## [Problem statement]
The response should contain only those lines of the entries below that include the string "data".

## [Input records]
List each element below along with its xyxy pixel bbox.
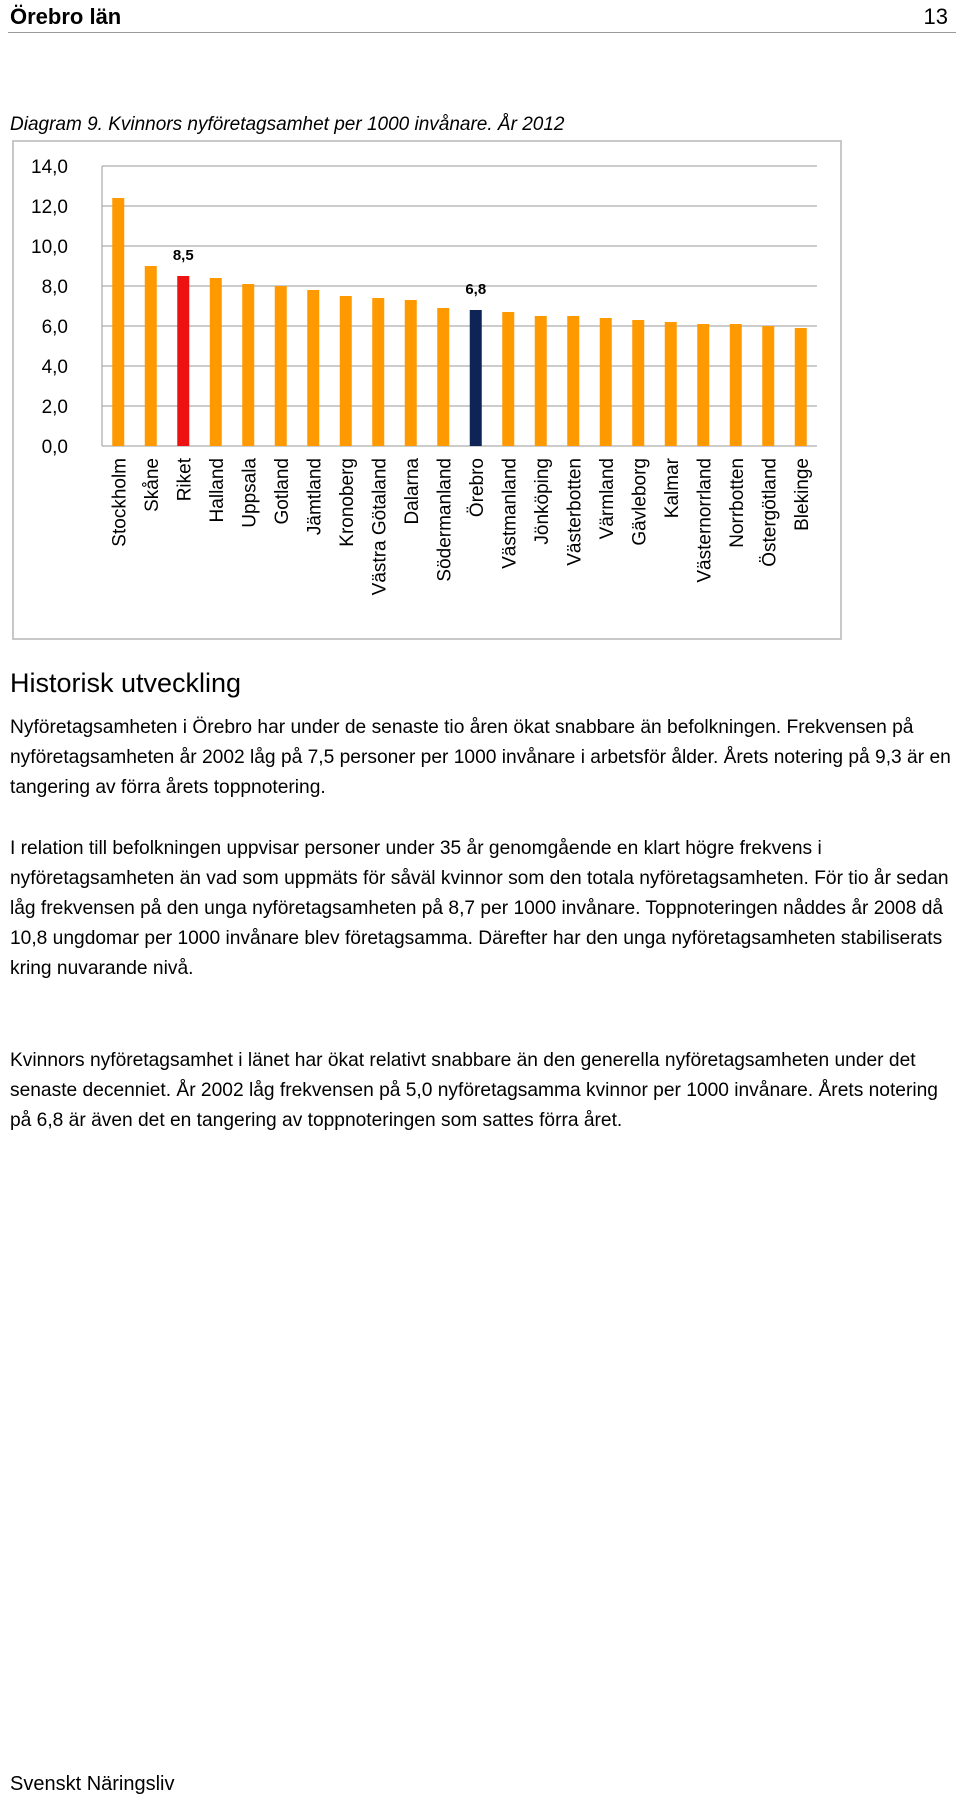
footer-text: Svenskt Näringsliv — [10, 1773, 175, 1795]
category-label: Stockholm — [109, 458, 131, 547]
bar-norrbotten — [730, 324, 742, 446]
bar-örebro — [470, 310, 482, 446]
diagram-caption: Diagram 9. Kvinnors nyföretagsamhet per 1000 invånare. År 2012 — [10, 114, 565, 135]
region-title: Örebro län — [10, 4, 122, 29]
bar-kronoberg — [340, 296, 352, 446]
bar-västernorrland — [697, 324, 709, 446]
y-tick-label: 12,0 — [31, 197, 68, 218]
y-tick-label: 8,0 — [41, 277, 68, 298]
category-label: Halland — [206, 458, 228, 523]
y-tick-label: 4,0 — [41, 357, 68, 378]
category-label: Västerbotten — [564, 458, 586, 566]
category-label: Värmland — [596, 458, 618, 540]
category-label: Riket — [174, 458, 196, 502]
bar-chart — [12, 140, 842, 640]
category-label: Gotland — [271, 458, 293, 525]
y-tick-label: 14,0 — [31, 157, 68, 178]
bar-stockholm — [112, 198, 124, 446]
category-label: Västernorrland — [694, 458, 716, 583]
category-label: Jämtland — [304, 458, 326, 536]
y-tick-label: 10,0 — [31, 237, 68, 258]
category-label: Skåne — [141, 458, 163, 512]
bar-gotland — [275, 286, 287, 446]
paragraph-historisk: Nyföretagsamheten i Örebro har under de senaste tio åren ökat snabbare än befolkningen. Frekvensen på nyföretagsamheten år 2002 låg på 7,5 personer per 1000 invånare i arbetsför ålder. Årets notering på 9,3 är en tangering av förra årets toppnotering. — [10, 717, 951, 798]
category-label: Dalarna — [401, 458, 423, 525]
data-label: 8,5 — [172, 247, 194, 264]
bar-västra-götaland — [372, 298, 384, 446]
category-label: Blekinge — [791, 458, 813, 531]
bar-blekinge — [795, 328, 807, 446]
category-label: Uppsala — [239, 458, 261, 528]
category-label: Gävleborg — [629, 458, 651, 546]
bar-dalarna — [405, 300, 417, 446]
bar-gävleborg — [632, 320, 644, 446]
y-tick-label: 2,0 — [41, 397, 68, 418]
category-label: Kalmar — [661, 458, 683, 519]
bar-uppsala — [242, 284, 254, 446]
bar-kalmar — [665, 322, 677, 446]
page-number: 13 — [923, 4, 948, 29]
bar-värmland — [600, 318, 612, 446]
bar-västmanland — [502, 312, 514, 446]
category-label: Jönköping — [531, 458, 553, 545]
y-tick-label: 6,0 — [41, 317, 68, 338]
paragraph-kvinnor: Kvinnors nyföretagsamhet i länet har ökat relativt snabbare än den generella nyföretagsamheten under det senaste decenniet. År 2002 låg frekvensen på 5,0 nyföretagsamma kvinnor per 1000 invånare. Årets notering på 6,8 är även det en tangering av toppnoteringen som sattes förra året. — [10, 1050, 938, 1131]
bar-södermanland — [437, 308, 449, 446]
category-label: Västmanland — [499, 458, 521, 569]
category-label: Södermanland — [434, 458, 456, 582]
bar-halland — [210, 278, 222, 446]
y-tick-label: 0,0 — [41, 437, 68, 458]
category-label: Norrbotten — [726, 458, 748, 548]
paragraph-unga: I relation till befolkningen uppvisar personer under 35 år genomgående en klart högre frekvens i nyföretagsamheten än vad som uppmäts för såväl kvinnor som den totala nyföretagsamheten. För tio år sedan låg frekvensen på den unga nyföretagsamheten på 8,7 per 1000 invånare. Toppnoteringen nåddes år 2008 då 10,8 ungdomar per 1000 invånare blev företagsamma. Därefter har den unga nyföretagsamheten stabiliserats kring nuvarande nivå. — [10, 838, 949, 979]
category-label: Östergötland — [759, 458, 781, 567]
category-label: Västra Götaland — [369, 458, 391, 596]
bar-västerbotten — [567, 316, 579, 446]
bar-jämtland — [307, 290, 319, 446]
category-label: Örebro — [466, 458, 488, 518]
bar-riket — [177, 276, 189, 446]
bar-östergötland — [762, 326, 774, 446]
section-heading: Historisk utveckling — [10, 668, 242, 698]
data-label: 6,8 — [465, 281, 487, 298]
bar-jönköping — [535, 316, 547, 446]
page-header — [8, 0, 956, 33]
bar-skåne — [145, 266, 157, 446]
category-label: Kronoberg — [336, 458, 358, 547]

## [Worked solution]
data-label: 8,5 — [172, 247, 194, 264]
data-label: 6,8 — [465, 281, 487, 298]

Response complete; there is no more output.